EXERCISE REQUIREMENTS>
Scan the listing below for the word "frowning" and state how many lines hold it. Write nothing but the number.

--- START ENTRIES SUPPLIED ---

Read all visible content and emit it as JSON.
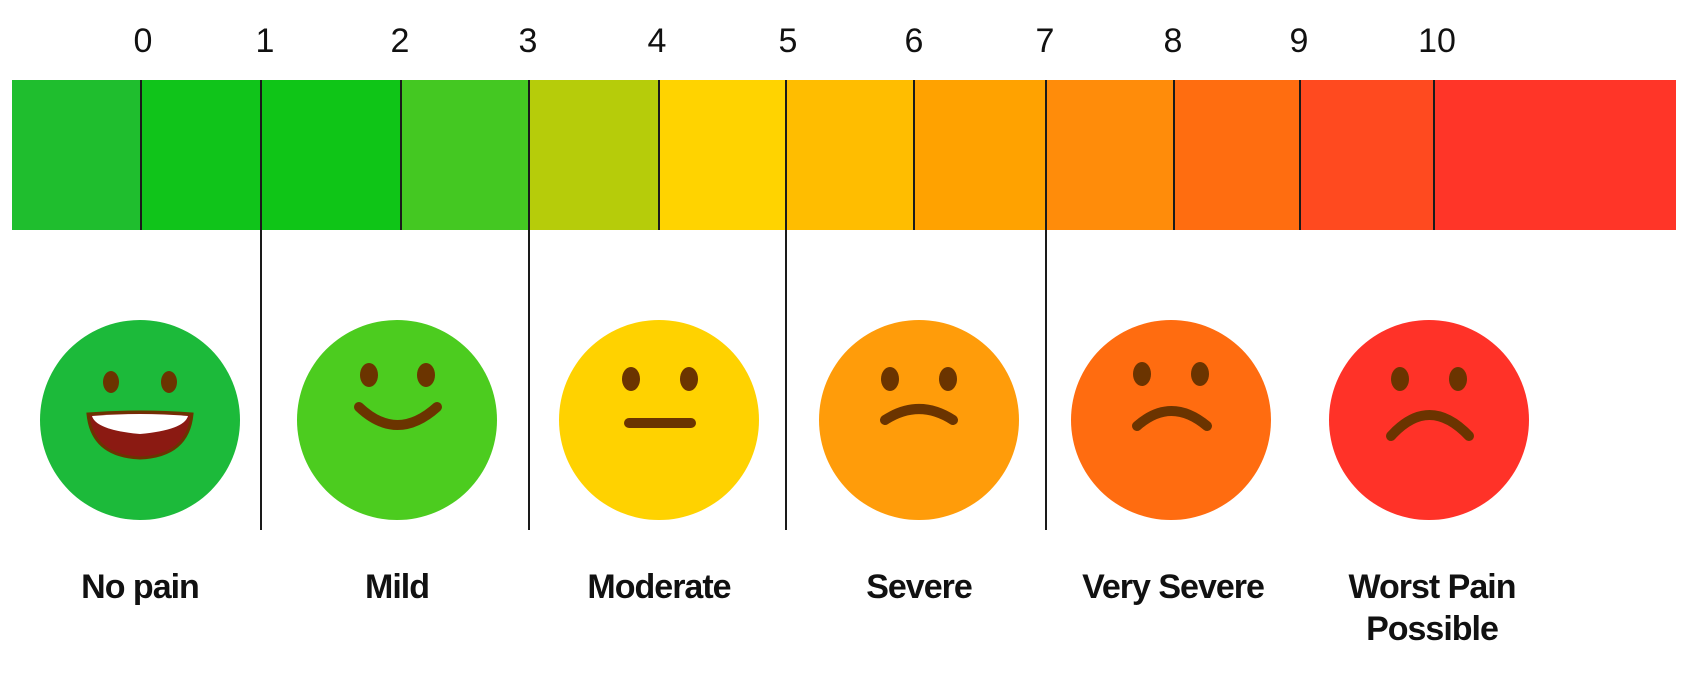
{
  "scale": {
    "ticks": [
      "0",
      "1",
      "2",
      "3",
      "4",
      "5",
      "6",
      "7",
      "8",
      "9",
      "10"
    ],
    "segment_colors": [
      "#1fbe2e",
      "#10c41a",
      "#0fc517",
      "#44c822",
      "#b6cc0a",
      "#ffd300",
      "#ffbd00",
      "#ffa200",
      "#ff8c0a",
      "#ff6d10",
      "#ff4a1f",
      "#ff3528"
    ]
  },
  "faces": [
    {
      "label": "No pain",
      "color": "#1cba3a",
      "expression": "laughing-face"
    },
    {
      "label": "Mild",
      "color": "#4ccc1f",
      "expression": "smiling-face"
    },
    {
      "label": "Moderate",
      "color": "#ffd200",
      "expression": "neutral-face"
    },
    {
      "label": "Severe",
      "color": "#ff9c0a",
      "expression": "slightly-frowning-face"
    },
    {
      "label": "Very Severe",
      "color": "#ff6c10",
      "expression": "frowning-face"
    },
    {
      "label": "Worst Pain\nPossible",
      "color": "#ff3228",
      "expression": "very-frowning-face"
    }
  ],
  "feature_color": "#6b3400"
}
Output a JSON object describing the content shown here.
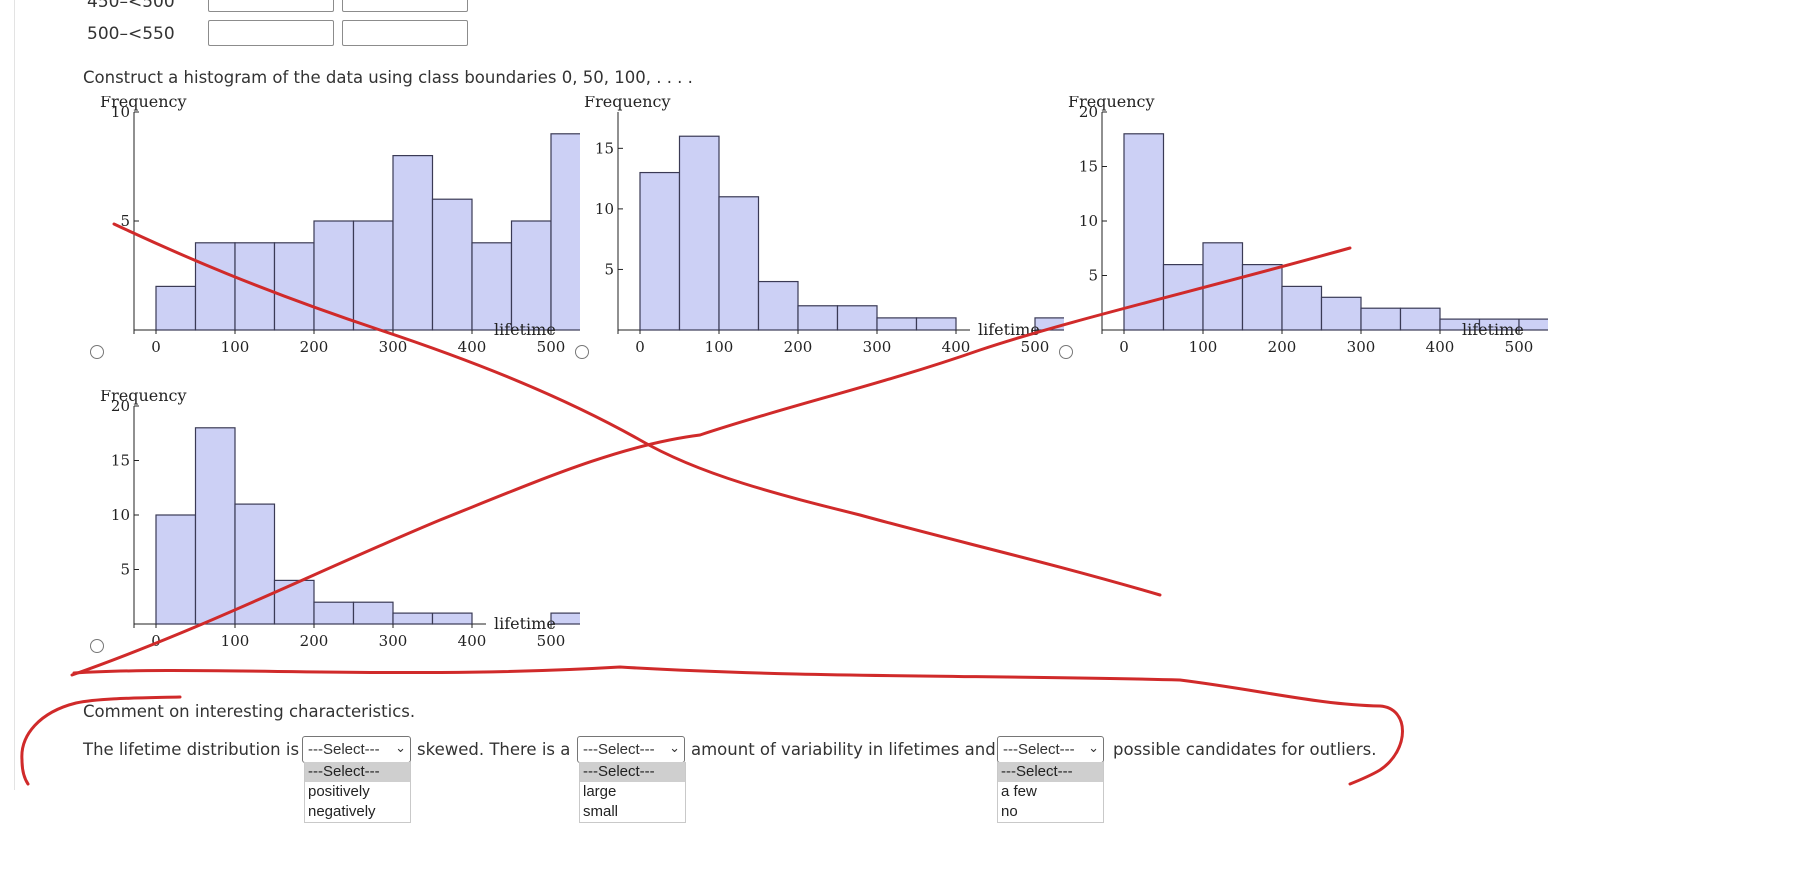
{
  "table": {
    "rows": [
      {
        "label": "450–<500"
      },
      {
        "label": "500–<550"
      }
    ]
  },
  "instruction": "Construct a histogram of the data using class boundaries 0, 50, 100, . . . .",
  "histograms": [
    {
      "ylabel": "Frequency",
      "xlabel": "lifetime",
      "ymax_label": "10",
      "yticks": [
        "5"
      ],
      "xticks": [
        "0",
        "100",
        "200",
        "300",
        "400",
        "500"
      ],
      "ymax": 10,
      "frequencies": [
        2,
        4,
        4,
        4,
        5,
        5,
        8,
        6,
        4,
        5,
        9
      ]
    },
    {
      "ylabel": "Frequency",
      "xlabel": "lifetime",
      "ymax_label": "",
      "yticks": [
        "5",
        "10",
        "15"
      ],
      "xticks": [
        "0",
        "100",
        "200",
        "300",
        "400",
        "500"
      ],
      "ymax": 18,
      "frequencies": [
        13,
        16,
        11,
        4,
        2,
        2,
        1,
        1,
        0,
        0,
        1
      ]
    },
    {
      "ylabel": "Frequency",
      "xlabel": "lifetime",
      "ymax_label": "20",
      "yticks": [
        "5",
        "10",
        "15"
      ],
      "xticks": [
        "0",
        "100",
        "200",
        "300",
        "400",
        "500"
      ],
      "ymax": 20,
      "frequencies": [
        18,
        6,
        8,
        6,
        4,
        3,
        2,
        2,
        1,
        1,
        1
      ]
    },
    {
      "ylabel": "Frequency",
      "xlabel": "lifetime",
      "ymax_label": "20",
      "yticks": [
        "5",
        "10",
        "15"
      ],
      "xticks": [
        "0",
        "100",
        "200",
        "300",
        "400",
        "500"
      ],
      "ymax": 20,
      "frequencies": [
        10,
        18,
        11,
        4,
        2,
        2,
        1,
        1,
        0,
        0,
        1
      ]
    }
  ],
  "comment": {
    "heading": "Comment on interesting characteristics.",
    "part1": "The lifetime distribution is",
    "part2": "skewed. There is a",
    "part3": "amount of variability in lifetimes and",
    "part4": "possible candidates for outliers.",
    "select1": {
      "value": "---Select---",
      "options": [
        "---Select---",
        "positively",
        "negatively"
      ]
    },
    "select2": {
      "value": "---Select---",
      "options": [
        "---Select---",
        "large",
        "small"
      ]
    },
    "select3": {
      "value": "---Select---",
      "options": [
        "---Select---",
        "a few",
        "no"
      ]
    }
  },
  "colors": {
    "bar_fill": "#ccd0f5",
    "ink": "#d02a2a"
  }
}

--- END ENTRIES SUPPLIED ---

EXERCISE SOLUTION>
3